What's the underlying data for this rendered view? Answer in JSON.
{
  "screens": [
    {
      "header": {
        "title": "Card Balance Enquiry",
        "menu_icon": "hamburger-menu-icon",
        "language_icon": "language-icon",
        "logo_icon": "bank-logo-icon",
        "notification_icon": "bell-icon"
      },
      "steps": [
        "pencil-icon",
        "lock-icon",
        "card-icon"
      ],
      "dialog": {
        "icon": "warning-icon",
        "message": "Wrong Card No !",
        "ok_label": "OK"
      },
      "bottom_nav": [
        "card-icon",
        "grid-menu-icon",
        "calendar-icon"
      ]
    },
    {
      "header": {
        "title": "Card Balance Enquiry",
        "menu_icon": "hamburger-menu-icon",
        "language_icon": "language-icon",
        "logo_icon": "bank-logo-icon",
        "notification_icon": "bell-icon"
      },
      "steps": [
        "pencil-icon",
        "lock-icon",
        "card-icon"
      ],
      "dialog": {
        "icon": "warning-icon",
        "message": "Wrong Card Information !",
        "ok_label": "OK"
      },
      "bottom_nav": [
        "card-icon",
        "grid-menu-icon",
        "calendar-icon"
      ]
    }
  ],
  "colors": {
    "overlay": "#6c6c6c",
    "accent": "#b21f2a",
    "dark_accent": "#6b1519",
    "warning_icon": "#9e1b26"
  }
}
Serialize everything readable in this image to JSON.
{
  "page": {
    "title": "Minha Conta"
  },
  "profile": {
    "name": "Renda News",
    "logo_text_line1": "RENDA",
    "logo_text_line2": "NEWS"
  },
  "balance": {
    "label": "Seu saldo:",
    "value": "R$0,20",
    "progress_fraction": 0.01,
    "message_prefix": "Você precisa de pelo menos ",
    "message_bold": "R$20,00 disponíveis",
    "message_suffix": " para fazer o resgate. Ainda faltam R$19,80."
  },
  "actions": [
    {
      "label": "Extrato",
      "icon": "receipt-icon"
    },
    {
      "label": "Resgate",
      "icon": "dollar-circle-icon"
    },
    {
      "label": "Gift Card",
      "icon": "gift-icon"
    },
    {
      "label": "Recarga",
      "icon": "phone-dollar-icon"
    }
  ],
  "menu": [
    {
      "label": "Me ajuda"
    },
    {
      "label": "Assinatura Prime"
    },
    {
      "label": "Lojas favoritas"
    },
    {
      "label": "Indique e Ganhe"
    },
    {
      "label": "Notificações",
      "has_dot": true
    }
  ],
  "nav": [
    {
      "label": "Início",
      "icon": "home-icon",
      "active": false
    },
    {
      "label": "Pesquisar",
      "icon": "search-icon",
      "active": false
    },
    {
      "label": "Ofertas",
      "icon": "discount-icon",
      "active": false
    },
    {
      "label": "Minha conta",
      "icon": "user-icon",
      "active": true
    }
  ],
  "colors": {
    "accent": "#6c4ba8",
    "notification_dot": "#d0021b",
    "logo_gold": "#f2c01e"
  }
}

::::::

INSTRUCTION:
Nothing but the lines from the one with "Serialize everything readable" through the last line should be repeated, each exactly as it stands.

TASK RESULT:
Serialize everything readable in this image to JSON.
{
  "page": {
    "title": "Minha Conta"
  },
  "profile": {
    "name": "Renda News",
    "logo_text_line1": "RENDA",
    "logo_text_line2": "NEWS"
  },
  "balance": {
    "label": "Seu saldo:",
    "value": "R$0,20",
    "progress_fraction": 0.01,
    "message_prefix": "Você precisa de pelo menos ",
    "message_bold": "R$20,00 disponíveis",
    "message_suffix": " para fazer o resgate. Ainda faltam R$19,80."
  },
  "actions": [
    {
      "label": "Extrato",
      "icon": "receipt-icon"
    },
    {
      "label": "Resgate",
      "icon": "dollar-circle-icon"
    },
    {
      "label": "Gift Card",
      "icon": "gift-icon"
    },
    {
      "label": "Recarga",
      "icon": "phone-dollar-icon"
    }
  ],
  "menu": [
    {
      "label": "Me ajuda"
    },
    {
      "label": "Assinatura Prime"
    },
    {
      "label": "Lojas favoritas"
    },
    {
      "label": "Indique e Ganhe"
    },
    {
      "label": "Notificações",
      "has_dot": true
    }
  ],
  "nav": [
    {
      "label": "Início",
      "icon": "home-icon",
      "active": false
    },
    {
      "label": "Pesquisar",
      "icon": "search-icon",
      "active": false
    },
    {
      "label": "Ofertas",
      "icon": "discount-icon",
      "active": false
    },
    {
      "label": "Minha conta",
      "icon": "user-icon",
      "active": true
    }
  ],
  "colors": {
    "accent": "#6c4ba8",
    "notification_dot": "#d0021b",
    "logo_gold": "#f2c01e"
  }
}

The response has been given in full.